[Start of DATA SHOWN]

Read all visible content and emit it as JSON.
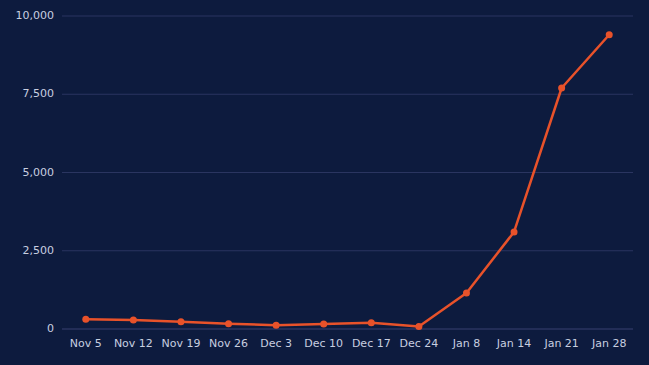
{
  "chart_data": {
    "type": "line",
    "categories": [
      "Nov 5",
      "Nov 12",
      "Nov 19",
      "Nov 26",
      "Dec 3",
      "Dec 10",
      "Dec 17",
      "Dec 24",
      "Jan 8",
      "Jan 14",
      "Jan 21",
      "Jan 28"
    ],
    "values": [
      310,
      290,
      230,
      170,
      120,
      160,
      200,
      80,
      1150,
      3100,
      7700,
      9400
    ],
    "color": "#e8522a",
    "marker": "circle",
    "ylim": [
      0,
      10000
    ],
    "yticks": [
      0,
      {
        "value": 2500,
        "label": "2,500"
      },
      {
        "value": 5000,
        "label": "5,000"
      },
      {
        "value": 7500,
        "label": "7,500"
      },
      {
        "value": 10000,
        "label": "10,000"
      }
    ],
    "grid": true
  }
}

[End of DATA SHOWN]

### PROBLEM DESCRIPTION
Copy out all of the material exactly as written, without its pictures.

### SOLUTION FOR THIS TASK
Read all visible content and emit it as JSON.
{
  "chart_data": {
    "type": "line",
    "categories": [
      "Nov 5",
      "Nov 12",
      "Nov 19",
      "Nov 26",
      "Dec 3",
      "Dec 10",
      "Dec 17",
      "Dec 24",
      "Jan 8",
      "Jan 14",
      "Jan 21",
      "Jan 28"
    ],
    "values": [
      310,
      290,
      230,
      170,
      120,
      160,
      200,
      80,
      1150,
      3100,
      7700,
      9400
    ],
    "color": "#e8522a",
    "marker": "circle",
    "ylim": [
      0,
      10000
    ],
    "yticks": [
      0,
      {
        "value": 2500,
        "label": "2,500"
      },
      {
        "value": 5000,
        "label": "5,000"
      },
      {
        "value": 7500,
        "label": "7,500"
      },
      {
        "value": 10000,
        "label": "10,000"
      }
    ],
    "grid": true
  }
}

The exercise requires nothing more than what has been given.